TASK DIRECTIONS: Write each line out exactly, leaving none out.

Dataset excerpt:
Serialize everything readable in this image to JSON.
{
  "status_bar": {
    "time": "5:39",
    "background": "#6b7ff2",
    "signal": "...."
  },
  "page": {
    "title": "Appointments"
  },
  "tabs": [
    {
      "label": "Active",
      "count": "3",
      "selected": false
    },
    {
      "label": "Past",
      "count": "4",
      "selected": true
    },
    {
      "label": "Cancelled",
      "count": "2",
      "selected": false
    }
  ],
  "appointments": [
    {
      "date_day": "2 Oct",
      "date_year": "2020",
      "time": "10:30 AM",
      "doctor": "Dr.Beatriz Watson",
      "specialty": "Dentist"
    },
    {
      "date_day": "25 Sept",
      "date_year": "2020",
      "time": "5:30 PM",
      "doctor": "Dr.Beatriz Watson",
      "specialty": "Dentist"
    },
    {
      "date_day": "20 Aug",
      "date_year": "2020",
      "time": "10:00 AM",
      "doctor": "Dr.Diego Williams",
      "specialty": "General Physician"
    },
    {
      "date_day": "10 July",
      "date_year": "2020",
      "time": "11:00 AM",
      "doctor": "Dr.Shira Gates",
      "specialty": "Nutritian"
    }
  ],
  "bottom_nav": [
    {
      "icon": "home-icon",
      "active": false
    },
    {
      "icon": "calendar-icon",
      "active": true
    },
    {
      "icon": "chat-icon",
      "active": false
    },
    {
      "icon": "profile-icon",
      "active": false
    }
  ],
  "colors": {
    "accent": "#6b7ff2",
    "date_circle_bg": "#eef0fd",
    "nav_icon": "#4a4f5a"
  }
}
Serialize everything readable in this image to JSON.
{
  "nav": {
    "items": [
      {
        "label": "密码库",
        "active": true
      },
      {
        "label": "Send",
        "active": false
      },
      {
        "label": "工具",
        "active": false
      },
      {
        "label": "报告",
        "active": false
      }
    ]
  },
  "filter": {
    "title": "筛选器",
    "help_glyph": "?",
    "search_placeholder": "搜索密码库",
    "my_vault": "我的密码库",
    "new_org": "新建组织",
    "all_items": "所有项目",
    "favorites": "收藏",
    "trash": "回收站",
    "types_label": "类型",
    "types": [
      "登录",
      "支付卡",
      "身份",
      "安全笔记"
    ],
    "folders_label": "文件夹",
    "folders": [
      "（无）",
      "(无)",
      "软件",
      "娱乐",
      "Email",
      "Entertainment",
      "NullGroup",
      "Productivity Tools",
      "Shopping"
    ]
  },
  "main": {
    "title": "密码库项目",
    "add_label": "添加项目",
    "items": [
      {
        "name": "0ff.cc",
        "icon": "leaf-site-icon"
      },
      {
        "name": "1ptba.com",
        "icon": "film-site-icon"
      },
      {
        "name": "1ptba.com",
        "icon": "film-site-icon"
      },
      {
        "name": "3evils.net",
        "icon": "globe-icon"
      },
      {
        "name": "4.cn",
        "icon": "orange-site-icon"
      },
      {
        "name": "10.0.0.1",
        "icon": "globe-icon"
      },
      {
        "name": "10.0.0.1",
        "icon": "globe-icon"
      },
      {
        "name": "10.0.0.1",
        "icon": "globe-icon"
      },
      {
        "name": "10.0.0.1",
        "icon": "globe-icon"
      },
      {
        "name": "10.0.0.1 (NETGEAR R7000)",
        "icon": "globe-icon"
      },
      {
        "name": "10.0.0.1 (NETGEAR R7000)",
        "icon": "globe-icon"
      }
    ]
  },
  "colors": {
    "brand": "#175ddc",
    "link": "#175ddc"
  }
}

FINISHED EXERCISE:
Serialize everything readable in this image to JSON.
{
  "status_bar": {
    "time": "5:39",
    "background": "#6b7ff2",
    "signal": "...."
  },
  "page": {
    "title": "Appointments"
  },
  "tabs": [
    {
      "label": "Active",
      "count": "3",
      "selected": false
    },
    {
      "label": "Past",
      "count": "4",
      "selected": true
    },
    {
      "label": "Cancelled",
      "count": "2",
      "selected": false
    }
  ],
  "appointments": [
    {
      "date_day": "2 Oct",
      "date_year": "2020",
      "time": "10:30 AM",
      "doctor": "Dr.Beatriz Watson",
      "specialty": "Dentist"
    },
    {
      "date_day": "25 Sept",
      "date_year": "2020",
      "time": "5:30 PM",
      "doctor": "Dr.Beatriz Watson",
      "specialty": "Dentist"
    },
    {
      "date_day": "20 Aug",
      "date_year": "2020",
      "time": "10:00 AM",
      "doctor": "Dr.Diego Williams",
      "specialty": "General Physician"
    },
    {
      "date_day": "10 July",
      "date_year": "2020",
      "time": "11:00 AM",
      "doctor": "Dr.Shira Gates",
      "specialty": "Nutritian"
    }
  ],
  "bottom_nav": [
    {
      "icon": "home-icon",
      "active": false
    },
    {
      "icon": "calendar-icon",
      "active": true
    },
    {
      "icon": "chat-icon",
      "active": false
    },
    {
      "icon": "profile-icon",
      "active": false
    }
  ],
  "colors": {
    "accent": "#6b7ff2",
    "date_circle_bg": "#eef0fd",
    "nav_icon": "#4a4f5a"
  }
}
Serialize everything readable in this image to JSON.
{
  "nav": {
    "items": [
      {
        "label": "密码库",
        "active": true
      },
      {
        "label": "Send",
        "active": false
      },
      {
        "label": "工具",
        "active": false
      },
      {
        "label": "报告",
        "active": false
      }
    ]
  },
  "filter": {
    "title": "筛选器",
    "help_glyph": "?",
    "search_placeholder": "搜索密码库",
    "my_vault": "我的密码库",
    "new_org": "新建组织",
    "all_items": "所有项目",
    "favorites": "收藏",
    "trash": "回收站",
    "types_label": "类型",
    "types": [
      "登录",
      "支付卡",
      "身份",
      "安全笔记"
    ],
    "folders_label": "文件夹",
    "folders": [
      "（无）",
      "(无)",
      "软件",
      "娱乐",
      "Email",
      "Entertainment",
      "NullGroup",
      "Productivity Tools",
      "Shopping"
    ]
  },
  "main": {
    "title": "密码库项目",
    "add_label": "添加项目",
    "items": [
      {
        "name": "0ff.cc",
        "icon": "leaf-site-icon"
      },
      {
        "name": "1ptba.com",
        "icon": "film-site-icon"
      },
      {
        "name": "1ptba.com",
        "icon": "film-site-icon"
      },
      {
        "name": "3evils.net",
        "icon": "globe-icon"
      },
      {
        "name": "4.cn",
        "icon": "orange-site-icon"
      },
      {
        "name": "10.0.0.1",
        "icon": "globe-icon"
      },
      {
        "name": "10.0.0.1",
        "icon": "globe-icon"
      },
      {
        "name": "10.0.0.1",
        "icon": "globe-icon"
      },
      {
        "name": "10.0.0.1",
        "icon": "globe-icon"
      },
      {
        "name": "10.0.0.1 (NETGEAR R7000)",
        "icon": "globe-icon"
      },
      {
        "name": "10.0.0.1 (NETGEAR R7000)",
        "icon": "globe-icon"
      }
    ]
  },
  "colors": {
    "brand": "#175ddc",
    "link": "#175ddc"
  }
}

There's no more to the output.